[What you will do] Give the total number of lines with the word "Tether" in them, and no other words.

[Dataset rows about figures]
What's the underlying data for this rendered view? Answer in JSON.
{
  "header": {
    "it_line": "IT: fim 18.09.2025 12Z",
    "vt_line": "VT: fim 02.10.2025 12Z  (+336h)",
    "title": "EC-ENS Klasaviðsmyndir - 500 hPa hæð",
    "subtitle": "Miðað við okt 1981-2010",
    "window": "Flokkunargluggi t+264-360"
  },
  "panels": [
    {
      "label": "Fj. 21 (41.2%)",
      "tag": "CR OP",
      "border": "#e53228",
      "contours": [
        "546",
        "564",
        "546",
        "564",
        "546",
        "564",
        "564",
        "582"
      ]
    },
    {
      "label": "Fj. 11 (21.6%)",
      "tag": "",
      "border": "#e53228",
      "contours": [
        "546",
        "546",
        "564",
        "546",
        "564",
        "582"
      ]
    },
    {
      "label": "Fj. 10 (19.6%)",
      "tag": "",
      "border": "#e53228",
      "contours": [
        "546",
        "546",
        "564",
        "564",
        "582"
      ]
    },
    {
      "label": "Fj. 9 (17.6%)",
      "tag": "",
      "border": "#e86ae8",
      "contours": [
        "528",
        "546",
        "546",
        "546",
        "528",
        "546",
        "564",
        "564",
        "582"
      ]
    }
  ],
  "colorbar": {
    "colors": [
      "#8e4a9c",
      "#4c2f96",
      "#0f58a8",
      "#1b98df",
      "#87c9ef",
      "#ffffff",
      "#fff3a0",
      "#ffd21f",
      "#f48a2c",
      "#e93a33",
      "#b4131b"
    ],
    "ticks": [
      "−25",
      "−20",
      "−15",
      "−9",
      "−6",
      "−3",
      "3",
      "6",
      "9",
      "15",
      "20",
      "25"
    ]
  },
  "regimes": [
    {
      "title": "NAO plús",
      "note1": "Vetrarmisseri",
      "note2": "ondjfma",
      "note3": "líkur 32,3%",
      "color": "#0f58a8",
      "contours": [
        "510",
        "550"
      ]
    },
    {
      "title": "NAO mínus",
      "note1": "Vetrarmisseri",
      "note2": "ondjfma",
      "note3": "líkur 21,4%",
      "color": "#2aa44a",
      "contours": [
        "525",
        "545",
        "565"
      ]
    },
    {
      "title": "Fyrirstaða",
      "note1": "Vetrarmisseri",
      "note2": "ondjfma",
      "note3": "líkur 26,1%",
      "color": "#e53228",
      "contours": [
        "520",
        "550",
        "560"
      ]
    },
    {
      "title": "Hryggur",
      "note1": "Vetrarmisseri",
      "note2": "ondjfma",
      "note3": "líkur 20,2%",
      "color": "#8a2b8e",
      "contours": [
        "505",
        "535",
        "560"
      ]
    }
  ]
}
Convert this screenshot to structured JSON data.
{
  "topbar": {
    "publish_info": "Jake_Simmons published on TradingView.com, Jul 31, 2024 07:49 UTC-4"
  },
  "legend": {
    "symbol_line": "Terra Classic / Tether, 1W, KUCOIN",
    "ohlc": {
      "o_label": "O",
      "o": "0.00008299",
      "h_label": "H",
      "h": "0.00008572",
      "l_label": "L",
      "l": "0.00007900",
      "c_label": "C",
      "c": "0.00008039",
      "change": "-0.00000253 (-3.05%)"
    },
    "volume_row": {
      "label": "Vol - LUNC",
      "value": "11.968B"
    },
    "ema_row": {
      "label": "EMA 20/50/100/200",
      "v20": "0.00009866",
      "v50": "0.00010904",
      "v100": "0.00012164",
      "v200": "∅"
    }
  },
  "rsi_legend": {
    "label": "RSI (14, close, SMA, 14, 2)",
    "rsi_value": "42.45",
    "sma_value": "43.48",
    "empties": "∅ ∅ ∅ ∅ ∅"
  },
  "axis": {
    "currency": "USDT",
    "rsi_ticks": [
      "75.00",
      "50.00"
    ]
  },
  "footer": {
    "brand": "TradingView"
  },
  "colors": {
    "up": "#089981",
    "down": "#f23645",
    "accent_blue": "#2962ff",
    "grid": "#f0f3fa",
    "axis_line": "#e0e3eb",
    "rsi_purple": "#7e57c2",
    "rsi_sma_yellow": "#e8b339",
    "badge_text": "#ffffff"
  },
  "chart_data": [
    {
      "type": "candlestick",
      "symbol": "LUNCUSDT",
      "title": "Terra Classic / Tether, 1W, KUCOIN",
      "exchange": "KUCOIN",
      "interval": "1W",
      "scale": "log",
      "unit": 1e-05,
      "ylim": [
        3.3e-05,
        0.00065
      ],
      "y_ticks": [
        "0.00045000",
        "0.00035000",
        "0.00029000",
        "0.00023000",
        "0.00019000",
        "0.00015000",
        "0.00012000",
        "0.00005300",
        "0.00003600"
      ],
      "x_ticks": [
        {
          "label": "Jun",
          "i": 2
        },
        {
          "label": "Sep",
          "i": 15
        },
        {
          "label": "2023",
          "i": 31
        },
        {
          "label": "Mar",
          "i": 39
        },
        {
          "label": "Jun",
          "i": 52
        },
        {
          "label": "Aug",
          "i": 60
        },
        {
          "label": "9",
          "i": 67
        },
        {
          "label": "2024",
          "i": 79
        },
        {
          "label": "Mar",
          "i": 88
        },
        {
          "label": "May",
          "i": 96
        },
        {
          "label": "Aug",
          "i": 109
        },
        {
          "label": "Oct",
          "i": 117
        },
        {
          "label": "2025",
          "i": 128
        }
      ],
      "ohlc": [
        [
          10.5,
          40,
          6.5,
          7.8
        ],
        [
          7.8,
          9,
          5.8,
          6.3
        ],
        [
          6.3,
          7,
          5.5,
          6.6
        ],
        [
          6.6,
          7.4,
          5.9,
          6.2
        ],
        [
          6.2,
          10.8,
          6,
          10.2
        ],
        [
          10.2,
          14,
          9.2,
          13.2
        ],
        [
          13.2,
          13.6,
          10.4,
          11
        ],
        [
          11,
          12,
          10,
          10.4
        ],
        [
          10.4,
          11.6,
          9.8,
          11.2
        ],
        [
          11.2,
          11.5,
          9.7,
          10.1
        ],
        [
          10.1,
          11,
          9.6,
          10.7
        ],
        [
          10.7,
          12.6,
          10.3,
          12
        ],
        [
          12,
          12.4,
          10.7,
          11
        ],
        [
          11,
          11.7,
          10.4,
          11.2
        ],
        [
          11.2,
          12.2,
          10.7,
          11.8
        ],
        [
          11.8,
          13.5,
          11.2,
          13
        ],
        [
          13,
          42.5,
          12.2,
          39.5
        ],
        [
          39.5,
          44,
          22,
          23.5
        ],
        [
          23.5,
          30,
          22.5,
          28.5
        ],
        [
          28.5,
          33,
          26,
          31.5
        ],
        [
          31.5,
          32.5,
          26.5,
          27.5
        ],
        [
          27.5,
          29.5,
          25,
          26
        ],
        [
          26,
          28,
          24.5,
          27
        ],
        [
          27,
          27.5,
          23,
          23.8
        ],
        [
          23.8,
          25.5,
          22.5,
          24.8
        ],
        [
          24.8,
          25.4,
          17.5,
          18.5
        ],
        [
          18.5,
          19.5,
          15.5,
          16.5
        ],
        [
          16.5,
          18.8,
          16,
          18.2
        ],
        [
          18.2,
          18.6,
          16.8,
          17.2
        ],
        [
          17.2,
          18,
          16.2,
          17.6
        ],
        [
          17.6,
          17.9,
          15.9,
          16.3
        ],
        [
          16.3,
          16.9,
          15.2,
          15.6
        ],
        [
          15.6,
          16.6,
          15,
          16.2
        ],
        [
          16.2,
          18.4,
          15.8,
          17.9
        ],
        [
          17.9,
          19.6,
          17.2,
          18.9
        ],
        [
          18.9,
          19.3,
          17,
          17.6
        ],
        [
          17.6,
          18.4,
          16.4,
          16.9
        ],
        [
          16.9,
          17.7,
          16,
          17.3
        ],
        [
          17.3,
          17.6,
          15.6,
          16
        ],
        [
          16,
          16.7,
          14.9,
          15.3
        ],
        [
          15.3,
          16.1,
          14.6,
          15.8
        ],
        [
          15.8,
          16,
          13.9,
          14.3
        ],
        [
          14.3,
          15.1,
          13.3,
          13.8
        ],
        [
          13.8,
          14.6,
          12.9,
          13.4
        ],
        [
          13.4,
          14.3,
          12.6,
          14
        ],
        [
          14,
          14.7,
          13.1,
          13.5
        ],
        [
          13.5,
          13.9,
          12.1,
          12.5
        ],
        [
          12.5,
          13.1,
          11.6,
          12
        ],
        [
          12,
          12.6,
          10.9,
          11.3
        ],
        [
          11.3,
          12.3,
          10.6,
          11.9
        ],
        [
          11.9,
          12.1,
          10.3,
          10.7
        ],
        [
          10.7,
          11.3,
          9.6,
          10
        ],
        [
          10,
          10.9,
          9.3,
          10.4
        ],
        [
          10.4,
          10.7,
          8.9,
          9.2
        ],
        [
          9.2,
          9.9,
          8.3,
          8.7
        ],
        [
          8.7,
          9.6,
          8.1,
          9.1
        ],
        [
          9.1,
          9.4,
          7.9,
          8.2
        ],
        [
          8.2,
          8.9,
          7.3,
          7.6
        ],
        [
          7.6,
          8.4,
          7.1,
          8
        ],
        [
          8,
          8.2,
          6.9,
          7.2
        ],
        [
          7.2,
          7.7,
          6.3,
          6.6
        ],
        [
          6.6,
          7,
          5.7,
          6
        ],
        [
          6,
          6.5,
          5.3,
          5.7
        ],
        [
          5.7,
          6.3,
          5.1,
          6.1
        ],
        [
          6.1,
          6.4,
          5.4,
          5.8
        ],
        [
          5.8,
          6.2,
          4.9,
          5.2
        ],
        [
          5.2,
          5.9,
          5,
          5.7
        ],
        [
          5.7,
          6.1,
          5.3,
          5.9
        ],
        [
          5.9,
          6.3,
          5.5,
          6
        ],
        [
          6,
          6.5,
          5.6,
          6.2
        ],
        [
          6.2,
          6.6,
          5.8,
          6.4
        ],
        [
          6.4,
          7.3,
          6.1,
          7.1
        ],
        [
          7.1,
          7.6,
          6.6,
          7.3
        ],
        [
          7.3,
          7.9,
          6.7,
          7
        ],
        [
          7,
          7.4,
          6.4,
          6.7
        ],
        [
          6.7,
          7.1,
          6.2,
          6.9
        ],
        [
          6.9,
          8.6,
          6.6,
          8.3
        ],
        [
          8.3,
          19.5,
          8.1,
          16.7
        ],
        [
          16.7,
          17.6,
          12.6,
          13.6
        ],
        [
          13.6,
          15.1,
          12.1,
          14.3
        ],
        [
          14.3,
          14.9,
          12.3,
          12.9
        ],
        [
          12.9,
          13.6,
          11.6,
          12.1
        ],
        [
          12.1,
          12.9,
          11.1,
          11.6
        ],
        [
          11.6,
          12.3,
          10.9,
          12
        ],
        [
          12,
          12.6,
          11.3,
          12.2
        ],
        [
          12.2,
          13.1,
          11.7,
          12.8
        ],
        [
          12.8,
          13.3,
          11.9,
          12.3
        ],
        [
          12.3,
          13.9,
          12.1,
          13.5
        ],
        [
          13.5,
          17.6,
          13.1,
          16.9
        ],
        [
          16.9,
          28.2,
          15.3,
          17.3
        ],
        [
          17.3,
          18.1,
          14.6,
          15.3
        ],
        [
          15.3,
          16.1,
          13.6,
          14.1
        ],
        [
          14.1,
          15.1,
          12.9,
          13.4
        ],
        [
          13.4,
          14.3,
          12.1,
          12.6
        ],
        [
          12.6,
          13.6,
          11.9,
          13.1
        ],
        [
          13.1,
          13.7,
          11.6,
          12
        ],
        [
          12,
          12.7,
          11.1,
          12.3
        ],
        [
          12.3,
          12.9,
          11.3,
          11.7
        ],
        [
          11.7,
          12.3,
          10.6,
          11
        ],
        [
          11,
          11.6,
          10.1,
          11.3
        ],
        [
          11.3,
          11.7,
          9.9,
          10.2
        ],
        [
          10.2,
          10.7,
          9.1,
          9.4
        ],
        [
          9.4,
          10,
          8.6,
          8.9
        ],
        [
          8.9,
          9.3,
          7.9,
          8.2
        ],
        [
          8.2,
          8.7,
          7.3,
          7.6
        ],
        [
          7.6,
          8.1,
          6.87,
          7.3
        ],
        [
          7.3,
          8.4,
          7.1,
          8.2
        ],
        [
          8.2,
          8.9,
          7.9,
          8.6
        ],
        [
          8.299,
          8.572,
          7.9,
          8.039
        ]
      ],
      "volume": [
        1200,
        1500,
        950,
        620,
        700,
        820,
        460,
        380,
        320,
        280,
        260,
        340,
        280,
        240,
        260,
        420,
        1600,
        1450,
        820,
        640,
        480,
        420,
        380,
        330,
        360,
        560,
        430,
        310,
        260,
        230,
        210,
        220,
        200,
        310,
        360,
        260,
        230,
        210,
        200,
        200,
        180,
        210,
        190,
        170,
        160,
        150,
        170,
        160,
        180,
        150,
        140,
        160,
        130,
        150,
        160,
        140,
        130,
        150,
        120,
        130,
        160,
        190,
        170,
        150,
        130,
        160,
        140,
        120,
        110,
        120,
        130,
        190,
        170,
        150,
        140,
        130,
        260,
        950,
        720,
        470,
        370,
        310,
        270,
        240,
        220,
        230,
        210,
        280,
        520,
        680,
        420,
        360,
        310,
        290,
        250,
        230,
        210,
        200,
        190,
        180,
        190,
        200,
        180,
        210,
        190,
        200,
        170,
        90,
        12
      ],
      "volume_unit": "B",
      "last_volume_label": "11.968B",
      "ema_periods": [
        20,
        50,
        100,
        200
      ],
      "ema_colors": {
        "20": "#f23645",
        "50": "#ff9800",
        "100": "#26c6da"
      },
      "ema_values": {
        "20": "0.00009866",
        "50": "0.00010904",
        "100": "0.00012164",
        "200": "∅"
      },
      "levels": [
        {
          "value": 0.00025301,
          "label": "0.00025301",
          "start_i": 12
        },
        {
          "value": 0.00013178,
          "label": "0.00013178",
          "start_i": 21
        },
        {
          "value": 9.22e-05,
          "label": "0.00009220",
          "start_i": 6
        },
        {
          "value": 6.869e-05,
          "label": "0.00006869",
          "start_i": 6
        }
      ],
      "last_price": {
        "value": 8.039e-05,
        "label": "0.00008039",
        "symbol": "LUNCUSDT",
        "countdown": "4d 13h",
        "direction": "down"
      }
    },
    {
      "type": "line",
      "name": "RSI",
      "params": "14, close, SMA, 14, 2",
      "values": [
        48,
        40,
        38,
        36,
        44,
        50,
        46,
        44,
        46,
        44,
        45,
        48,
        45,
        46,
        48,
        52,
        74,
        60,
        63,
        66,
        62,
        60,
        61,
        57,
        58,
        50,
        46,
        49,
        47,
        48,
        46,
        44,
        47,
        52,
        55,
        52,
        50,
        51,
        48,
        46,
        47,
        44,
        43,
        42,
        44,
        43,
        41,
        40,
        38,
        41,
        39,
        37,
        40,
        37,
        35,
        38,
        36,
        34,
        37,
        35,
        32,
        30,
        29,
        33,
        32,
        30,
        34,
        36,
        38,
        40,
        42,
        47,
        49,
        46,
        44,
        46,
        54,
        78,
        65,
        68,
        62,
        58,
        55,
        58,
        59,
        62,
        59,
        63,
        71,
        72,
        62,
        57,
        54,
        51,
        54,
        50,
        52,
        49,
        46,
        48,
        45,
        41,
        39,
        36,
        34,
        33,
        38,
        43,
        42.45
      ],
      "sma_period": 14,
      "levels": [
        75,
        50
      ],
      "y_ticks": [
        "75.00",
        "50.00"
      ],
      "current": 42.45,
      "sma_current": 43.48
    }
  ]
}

[Response to the exercise] 2